Figure data in JSON
• • • •

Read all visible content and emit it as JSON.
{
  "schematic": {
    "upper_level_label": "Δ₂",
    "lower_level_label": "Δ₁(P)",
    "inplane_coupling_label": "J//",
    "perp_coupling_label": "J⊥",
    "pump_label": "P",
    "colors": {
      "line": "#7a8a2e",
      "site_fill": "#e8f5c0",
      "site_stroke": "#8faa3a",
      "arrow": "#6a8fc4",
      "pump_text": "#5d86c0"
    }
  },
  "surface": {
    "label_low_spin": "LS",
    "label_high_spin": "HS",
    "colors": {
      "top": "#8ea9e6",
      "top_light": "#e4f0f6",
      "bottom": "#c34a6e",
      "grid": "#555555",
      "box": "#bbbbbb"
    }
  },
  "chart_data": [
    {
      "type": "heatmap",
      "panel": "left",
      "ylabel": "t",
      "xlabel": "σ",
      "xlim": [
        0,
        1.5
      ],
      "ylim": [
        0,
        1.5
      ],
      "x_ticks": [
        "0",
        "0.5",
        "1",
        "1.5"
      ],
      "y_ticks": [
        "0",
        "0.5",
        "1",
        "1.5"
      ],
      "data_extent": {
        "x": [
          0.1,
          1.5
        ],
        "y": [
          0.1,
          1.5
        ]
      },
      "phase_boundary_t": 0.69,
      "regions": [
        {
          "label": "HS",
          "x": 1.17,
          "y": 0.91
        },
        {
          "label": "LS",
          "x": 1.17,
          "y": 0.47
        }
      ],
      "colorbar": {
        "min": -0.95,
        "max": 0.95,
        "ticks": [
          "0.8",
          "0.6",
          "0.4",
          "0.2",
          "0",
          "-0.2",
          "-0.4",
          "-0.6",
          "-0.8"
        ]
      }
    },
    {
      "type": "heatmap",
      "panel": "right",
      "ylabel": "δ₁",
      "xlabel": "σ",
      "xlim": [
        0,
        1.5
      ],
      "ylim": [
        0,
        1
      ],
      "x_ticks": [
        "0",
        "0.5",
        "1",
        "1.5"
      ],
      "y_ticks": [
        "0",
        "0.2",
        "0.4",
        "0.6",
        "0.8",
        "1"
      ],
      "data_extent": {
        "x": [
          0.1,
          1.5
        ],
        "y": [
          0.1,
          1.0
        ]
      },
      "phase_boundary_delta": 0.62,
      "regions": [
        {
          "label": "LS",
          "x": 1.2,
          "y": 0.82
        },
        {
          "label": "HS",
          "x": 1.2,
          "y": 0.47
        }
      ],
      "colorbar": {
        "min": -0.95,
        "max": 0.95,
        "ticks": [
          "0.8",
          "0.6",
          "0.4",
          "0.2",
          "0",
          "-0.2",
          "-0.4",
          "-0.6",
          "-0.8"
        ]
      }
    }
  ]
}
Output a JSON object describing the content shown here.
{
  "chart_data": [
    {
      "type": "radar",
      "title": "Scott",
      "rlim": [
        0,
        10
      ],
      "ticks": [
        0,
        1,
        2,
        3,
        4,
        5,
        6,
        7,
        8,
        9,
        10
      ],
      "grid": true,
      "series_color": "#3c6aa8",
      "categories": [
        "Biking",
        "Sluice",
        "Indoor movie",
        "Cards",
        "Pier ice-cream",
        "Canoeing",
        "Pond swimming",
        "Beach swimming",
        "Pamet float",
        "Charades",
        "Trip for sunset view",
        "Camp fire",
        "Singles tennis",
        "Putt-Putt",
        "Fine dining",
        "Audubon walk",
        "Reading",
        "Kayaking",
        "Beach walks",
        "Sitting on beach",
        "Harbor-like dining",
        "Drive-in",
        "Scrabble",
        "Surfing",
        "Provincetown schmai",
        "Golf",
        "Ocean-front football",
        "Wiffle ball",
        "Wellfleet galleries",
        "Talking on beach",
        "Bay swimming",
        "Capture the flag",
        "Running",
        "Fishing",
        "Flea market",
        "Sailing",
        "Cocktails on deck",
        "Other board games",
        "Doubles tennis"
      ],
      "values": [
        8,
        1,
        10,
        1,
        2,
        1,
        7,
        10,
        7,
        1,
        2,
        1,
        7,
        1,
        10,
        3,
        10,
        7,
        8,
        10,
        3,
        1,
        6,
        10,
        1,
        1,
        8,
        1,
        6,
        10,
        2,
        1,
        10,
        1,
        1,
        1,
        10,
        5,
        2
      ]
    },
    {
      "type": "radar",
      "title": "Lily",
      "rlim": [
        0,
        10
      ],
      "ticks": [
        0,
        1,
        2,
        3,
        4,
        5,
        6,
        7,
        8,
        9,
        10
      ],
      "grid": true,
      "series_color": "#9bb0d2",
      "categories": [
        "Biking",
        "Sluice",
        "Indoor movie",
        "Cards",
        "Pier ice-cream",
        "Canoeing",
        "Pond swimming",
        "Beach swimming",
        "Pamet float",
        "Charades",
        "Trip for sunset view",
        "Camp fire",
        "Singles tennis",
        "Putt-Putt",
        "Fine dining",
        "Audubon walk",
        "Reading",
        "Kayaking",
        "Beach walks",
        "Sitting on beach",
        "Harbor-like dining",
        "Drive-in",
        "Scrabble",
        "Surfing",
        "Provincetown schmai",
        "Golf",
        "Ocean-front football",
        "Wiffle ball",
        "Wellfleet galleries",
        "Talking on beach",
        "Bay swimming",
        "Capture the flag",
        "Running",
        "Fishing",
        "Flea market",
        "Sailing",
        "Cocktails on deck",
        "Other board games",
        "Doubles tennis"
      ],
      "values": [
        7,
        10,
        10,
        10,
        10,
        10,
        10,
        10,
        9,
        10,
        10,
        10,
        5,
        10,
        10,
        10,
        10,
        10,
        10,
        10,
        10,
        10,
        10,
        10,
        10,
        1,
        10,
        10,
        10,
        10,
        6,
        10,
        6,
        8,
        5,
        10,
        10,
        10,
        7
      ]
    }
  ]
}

• • • •

(TASK DETAILS) Transcribe every line of the data, exactly as it stands.

(CORRECT ANSWER)
Read all visible content and emit it as JSON.
{
  "schematic": {
    "upper_level_label": "Δ₂",
    "lower_level_label": "Δ₁(P)",
    "inplane_coupling_label": "J//",
    "perp_coupling_label": "J⊥",
    "pump_label": "P",
    "colors": {
      "line": "#7a8a2e",
      "site_fill": "#e8f5c0",
      "site_stroke": "#8faa3a",
      "arrow": "#6a8fc4",
      "pump_text": "#5d86c0"
    }
  },
  "surface": {
    "label_low_spin": "LS",
    "label_high_spin": "HS",
    "colors": {
      "top": "#8ea9e6",
      "top_light": "#e4f0f6",
      "bottom": "#c34a6e",
      "grid": "#555555",
      "box": "#bbbbbb"
    }
  },
  "chart_data": [
    {
      "type": "heatmap",
      "panel": "left",
      "ylabel": "t",
      "xlabel": "σ",
      "xlim": [
        0,
        1.5
      ],
      "ylim": [
        0,
        1.5
      ],
      "x_ticks": [
        "0",
        "0.5",
        "1",
        "1.5"
      ],
      "y_ticks": [
        "0",
        "0.5",
        "1",
        "1.5"
      ],
      "data_extent": {
        "x": [
          0.1,
          1.5
        ],
        "y": [
          0.1,
          1.5
        ]
      },
      "phase_boundary_t": 0.69,
      "regions": [
        {
          "label": "HS",
          "x": 1.17,
          "y": 0.91
        },
        {
          "label": "LS",
          "x": 1.17,
          "y": 0.47
        }
      ],
      "colorbar": {
        "min": -0.95,
        "max": 0.95,
        "ticks": [
          "0.8",
          "0.6",
          "0.4",
          "0.2",
          "0",
          "-0.2",
          "-0.4",
          "-0.6",
          "-0.8"
        ]
      }
    },
    {
      "type": "heatmap",
      "panel": "right",
      "ylabel": "δ₁",
      "xlabel": "σ",
      "xlim": [
        0,
        1.5
      ],
      "ylim": [
        0,
        1
      ],
      "x_ticks": [
        "0",
        "0.5",
        "1",
        "1.5"
      ],
      "y_ticks": [
        "0",
        "0.2",
        "0.4",
        "0.6",
        "0.8",
        "1"
      ],
      "data_extent": {
        "x": [
          0.1,
          1.5
        ],
        "y": [
          0.1,
          1.0
        ]
      },
      "phase_boundary_delta": 0.62,
      "regions": [
        {
          "label": "LS",
          "x": 1.2,
          "y": 0.82
        },
        {
          "label": "HS",
          "x": 1.2,
          "y": 0.47
        }
      ],
      "colorbar": {
        "min": -0.95,
        "max": 0.95,
        "ticks": [
          "0.8",
          "0.6",
          "0.4",
          "0.2",
          "0",
          "-0.2",
          "-0.4",
          "-0.6",
          "-0.8"
        ]
      }
    }
  ]
}
Output a JSON object describing the content shown here.
{
  "chart_data": [
    {
      "type": "radar",
      "title": "Scott",
      "rlim": [
        0,
        10
      ],
      "ticks": [
        0,
        1,
        2,
        3,
        4,
        5,
        6,
        7,
        8,
        9,
        10
      ],
      "grid": true,
      "series_color": "#3c6aa8",
      "categories": [
        "Biking",
        "Sluice",
        "Indoor movie",
        "Cards",
        "Pier ice-cream",
        "Canoeing",
        "Pond swimming",
        "Beach swimming",
        "Pamet float",
        "Charades",
        "Trip for sunset view",
        "Camp fire",
        "Singles tennis",
        "Putt-Putt",
        "Fine dining",
        "Audubon walk",
        "Reading",
        "Kayaking",
        "Beach walks",
        "Sitting on beach",
        "Harbor-like dining",
        "Drive-in",
        "Scrabble",
        "Surfing",
        "Provincetown schmai",
        "Golf",
        "Ocean-front football",
        "Wiffle ball",
        "Wellfleet galleries",
        "Talking on beach",
        "Bay swimming",
        "Capture the flag",
        "Running",
        "Fishing",
        "Flea market",
        "Sailing",
        "Cocktails on deck",
        "Other board games",
        "Doubles tennis"
      ],
      "values": [
        8,
        1,
        10,
        1,
        2,
        1,
        7,
        10,
        7,
        1,
        2,
        1,
        7,
        1,
        10,
        3,
        10,
        7,
        8,
        10,
        3,
        1,
        6,
        10,
        1,
        1,
        8,
        1,
        6,
        10,
        2,
        1,
        10,
        1,
        1,
        1,
        10,
        5,
        2
      ]
    },
    {
      "type": "radar",
      "title": "Lily",
      "rlim": [
        0,
        10
      ],
      "ticks": [
        0,
        1,
        2,
        3,
        4,
        5,
        6,
        7,
        8,
        9,
        10
      ],
      "grid": true,
      "series_color": "#9bb0d2",
      "categories": [
        "Biking",
        "Sluice",
        "Indoor movie",
        "Cards",
        "Pier ice-cream",
        "Canoeing",
        "Pond swimming",
        "Beach swimming",
        "Pamet float",
        "Charades",
        "Trip for sunset view",
        "Camp fire",
        "Singles tennis",
        "Putt-Putt",
        "Fine dining",
        "Audubon walk",
        "Reading",
        "Kayaking",
        "Beach walks",
        "Sitting on beach",
        "Harbor-like dining",
        "Drive-in",
        "Scrabble",
        "Surfing",
        "Provincetown schmai",
        "Golf",
        "Ocean-front football",
        "Wiffle ball",
        "Wellfleet galleries",
        "Talking on beach",
        "Bay swimming",
        "Capture the flag",
        "Running",
        "Fishing",
        "Flea market",
        "Sailing",
        "Cocktails on deck",
        "Other board games",
        "Doubles tennis"
      ],
      "values": [
        7,
        10,
        10,
        10,
        10,
        10,
        10,
        10,
        9,
        10,
        10,
        10,
        5,
        10,
        10,
        10,
        10,
        10,
        10,
        10,
        10,
        10,
        10,
        10,
        10,
        1,
        10,
        10,
        10,
        10,
        6,
        10,
        6,
        8,
        5,
        10,
        10,
        10,
        7
      ]
    }
  ]
}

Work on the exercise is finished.